═════ RECORDS PROVIDED
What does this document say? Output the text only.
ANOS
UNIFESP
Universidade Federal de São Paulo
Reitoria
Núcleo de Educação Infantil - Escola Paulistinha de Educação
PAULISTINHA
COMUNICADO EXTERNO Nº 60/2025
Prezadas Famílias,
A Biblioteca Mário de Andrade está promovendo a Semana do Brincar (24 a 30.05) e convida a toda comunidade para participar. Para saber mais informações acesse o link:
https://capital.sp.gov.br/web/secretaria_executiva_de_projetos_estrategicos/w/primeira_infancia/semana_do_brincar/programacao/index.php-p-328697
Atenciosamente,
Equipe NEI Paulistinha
══════════
» SHORT PROBLEM: Without changing a word, restate the whole listing.

» TASK ANSWER:
What does this document say? Output the text only.
ANOS
UNIFESP
Universidade Federal de São Paulo
Reitoria
Núcleo de Educação Infantil - Escola Paulistinha de Educação
PAULISTINHA
COMUNICADO EXTERNO Nº 60/2025
Prezadas Famílias,
A Biblioteca Mário de Andrade está promovendo a Semana do Brincar (24 a 30.05) e convida a toda comunidade para participar. Para saber mais informações acesse o link:
https://capital.sp.gov.br/web/secretaria_executiva_de_projetos_estrategicos/w/primeira_infancia/semana_do_brincar/programacao/index.php-p-328697
Atenciosamente,
Equipe NEI Paulistinha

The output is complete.